Data extracted from a collection:

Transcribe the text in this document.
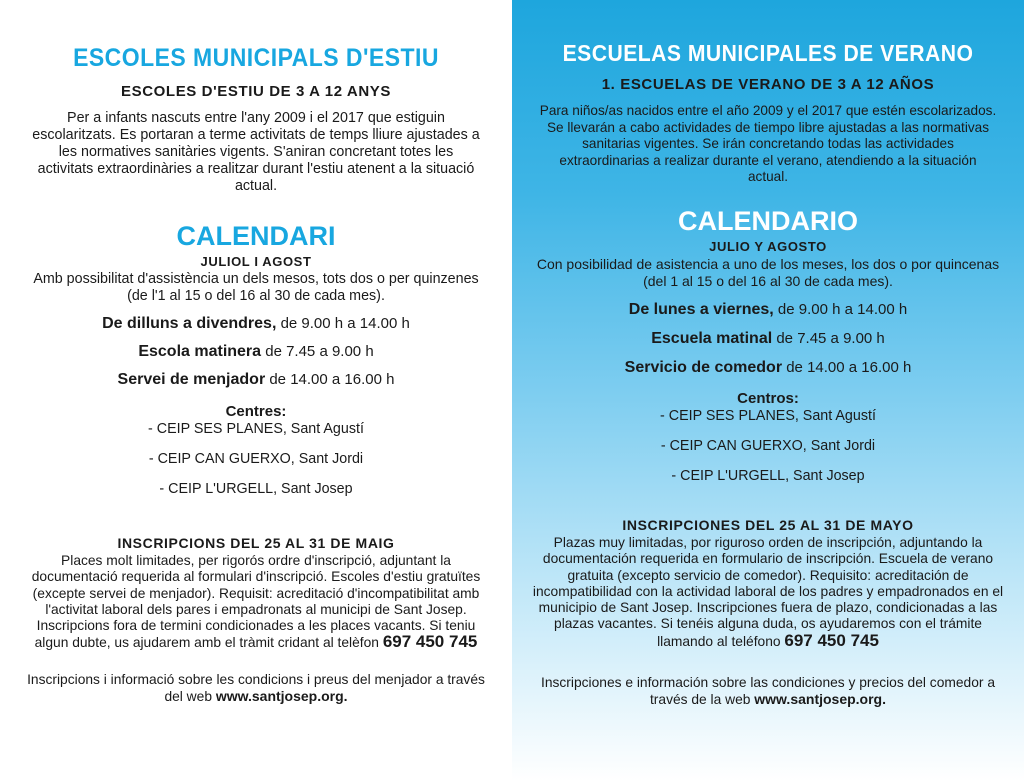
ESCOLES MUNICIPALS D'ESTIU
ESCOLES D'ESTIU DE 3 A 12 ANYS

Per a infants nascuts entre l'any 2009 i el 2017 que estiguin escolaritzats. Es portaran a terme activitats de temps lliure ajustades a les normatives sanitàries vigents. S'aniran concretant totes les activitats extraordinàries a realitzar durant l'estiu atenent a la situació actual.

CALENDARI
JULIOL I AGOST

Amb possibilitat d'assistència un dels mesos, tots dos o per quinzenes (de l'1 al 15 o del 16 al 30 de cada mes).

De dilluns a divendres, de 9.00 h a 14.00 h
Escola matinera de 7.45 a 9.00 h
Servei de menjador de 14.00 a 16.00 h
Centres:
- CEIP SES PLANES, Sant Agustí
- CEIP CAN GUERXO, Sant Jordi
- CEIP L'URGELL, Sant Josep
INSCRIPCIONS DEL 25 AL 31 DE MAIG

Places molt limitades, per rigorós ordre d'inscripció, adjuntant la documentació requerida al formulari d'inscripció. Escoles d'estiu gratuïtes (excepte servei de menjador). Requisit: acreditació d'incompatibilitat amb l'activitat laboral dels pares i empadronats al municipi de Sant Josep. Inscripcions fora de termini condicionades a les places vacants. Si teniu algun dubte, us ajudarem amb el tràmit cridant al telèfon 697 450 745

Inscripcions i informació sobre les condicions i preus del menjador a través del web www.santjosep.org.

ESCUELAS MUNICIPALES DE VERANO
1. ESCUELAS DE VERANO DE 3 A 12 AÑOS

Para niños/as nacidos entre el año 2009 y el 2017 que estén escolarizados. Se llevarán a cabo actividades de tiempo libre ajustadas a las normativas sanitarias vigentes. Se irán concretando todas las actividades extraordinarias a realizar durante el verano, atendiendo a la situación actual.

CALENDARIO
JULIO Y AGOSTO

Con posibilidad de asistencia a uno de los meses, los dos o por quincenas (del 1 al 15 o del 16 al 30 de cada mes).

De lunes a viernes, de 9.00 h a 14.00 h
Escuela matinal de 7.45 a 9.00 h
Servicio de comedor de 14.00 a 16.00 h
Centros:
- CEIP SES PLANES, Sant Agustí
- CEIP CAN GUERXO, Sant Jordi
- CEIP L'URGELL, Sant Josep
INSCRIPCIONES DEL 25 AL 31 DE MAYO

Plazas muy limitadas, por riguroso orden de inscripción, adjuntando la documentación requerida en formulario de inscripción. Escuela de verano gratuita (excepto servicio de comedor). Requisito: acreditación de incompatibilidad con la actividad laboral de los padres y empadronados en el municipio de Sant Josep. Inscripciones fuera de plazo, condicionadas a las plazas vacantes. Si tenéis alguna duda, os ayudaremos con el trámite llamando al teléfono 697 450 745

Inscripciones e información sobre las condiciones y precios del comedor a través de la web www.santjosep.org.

* * *

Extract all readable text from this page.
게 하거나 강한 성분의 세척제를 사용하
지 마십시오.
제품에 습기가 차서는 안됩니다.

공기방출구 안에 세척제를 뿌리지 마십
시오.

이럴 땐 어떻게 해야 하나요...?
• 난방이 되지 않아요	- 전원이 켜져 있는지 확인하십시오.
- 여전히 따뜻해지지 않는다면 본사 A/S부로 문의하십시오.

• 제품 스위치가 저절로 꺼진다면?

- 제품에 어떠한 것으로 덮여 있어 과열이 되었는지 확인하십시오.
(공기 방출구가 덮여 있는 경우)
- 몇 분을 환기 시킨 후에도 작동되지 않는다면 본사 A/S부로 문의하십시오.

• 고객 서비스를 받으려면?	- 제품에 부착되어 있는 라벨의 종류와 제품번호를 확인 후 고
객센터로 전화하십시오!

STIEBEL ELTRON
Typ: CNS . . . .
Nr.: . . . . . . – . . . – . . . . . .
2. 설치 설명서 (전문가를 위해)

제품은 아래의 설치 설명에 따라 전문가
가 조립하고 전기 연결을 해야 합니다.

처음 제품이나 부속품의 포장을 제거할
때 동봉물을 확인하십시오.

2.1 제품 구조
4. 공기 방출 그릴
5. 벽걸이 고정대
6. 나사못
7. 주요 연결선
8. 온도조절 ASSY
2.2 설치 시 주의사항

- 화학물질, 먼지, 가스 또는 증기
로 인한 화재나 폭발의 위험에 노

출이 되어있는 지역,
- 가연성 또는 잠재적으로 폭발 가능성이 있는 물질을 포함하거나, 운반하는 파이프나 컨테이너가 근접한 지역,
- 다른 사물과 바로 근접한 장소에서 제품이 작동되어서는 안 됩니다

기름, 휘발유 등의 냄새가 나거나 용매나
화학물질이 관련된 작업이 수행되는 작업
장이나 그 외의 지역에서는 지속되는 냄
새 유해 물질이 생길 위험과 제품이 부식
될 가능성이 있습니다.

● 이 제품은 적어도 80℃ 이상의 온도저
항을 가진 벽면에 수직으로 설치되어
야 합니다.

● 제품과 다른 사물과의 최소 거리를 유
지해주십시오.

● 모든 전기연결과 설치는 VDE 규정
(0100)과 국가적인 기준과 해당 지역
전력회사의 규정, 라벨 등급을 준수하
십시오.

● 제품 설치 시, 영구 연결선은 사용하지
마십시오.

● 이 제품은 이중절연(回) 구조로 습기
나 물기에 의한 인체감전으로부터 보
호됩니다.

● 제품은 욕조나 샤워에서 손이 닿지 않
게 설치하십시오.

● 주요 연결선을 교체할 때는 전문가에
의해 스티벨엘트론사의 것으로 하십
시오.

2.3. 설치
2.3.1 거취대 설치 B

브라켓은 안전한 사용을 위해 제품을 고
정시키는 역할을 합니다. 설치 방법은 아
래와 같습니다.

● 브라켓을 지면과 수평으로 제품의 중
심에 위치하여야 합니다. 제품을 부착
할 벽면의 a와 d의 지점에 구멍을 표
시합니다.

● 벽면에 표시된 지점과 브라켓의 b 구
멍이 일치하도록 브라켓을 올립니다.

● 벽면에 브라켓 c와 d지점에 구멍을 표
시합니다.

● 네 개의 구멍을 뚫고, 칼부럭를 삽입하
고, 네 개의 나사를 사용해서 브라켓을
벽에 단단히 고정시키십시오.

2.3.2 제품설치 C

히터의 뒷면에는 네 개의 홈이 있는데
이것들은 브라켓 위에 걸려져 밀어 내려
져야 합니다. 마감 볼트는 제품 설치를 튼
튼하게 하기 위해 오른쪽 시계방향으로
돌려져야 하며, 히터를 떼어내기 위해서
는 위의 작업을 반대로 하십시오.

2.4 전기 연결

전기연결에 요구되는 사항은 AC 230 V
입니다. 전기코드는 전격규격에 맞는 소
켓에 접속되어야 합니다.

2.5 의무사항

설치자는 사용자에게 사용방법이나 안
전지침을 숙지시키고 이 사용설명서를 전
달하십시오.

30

EXERCISE DESCRIPTION:
Scan the lines above for "않는다면", then copy every one that has it.

WRITTEN RESPONSE:
- 여전히 따뜻해지지 않는다면 본사 A/S부로 문의하십시오.
- 몇 분을 환기 시킨 후에도 작동되지 않는다면 본사 A/S부로 문의하십시오.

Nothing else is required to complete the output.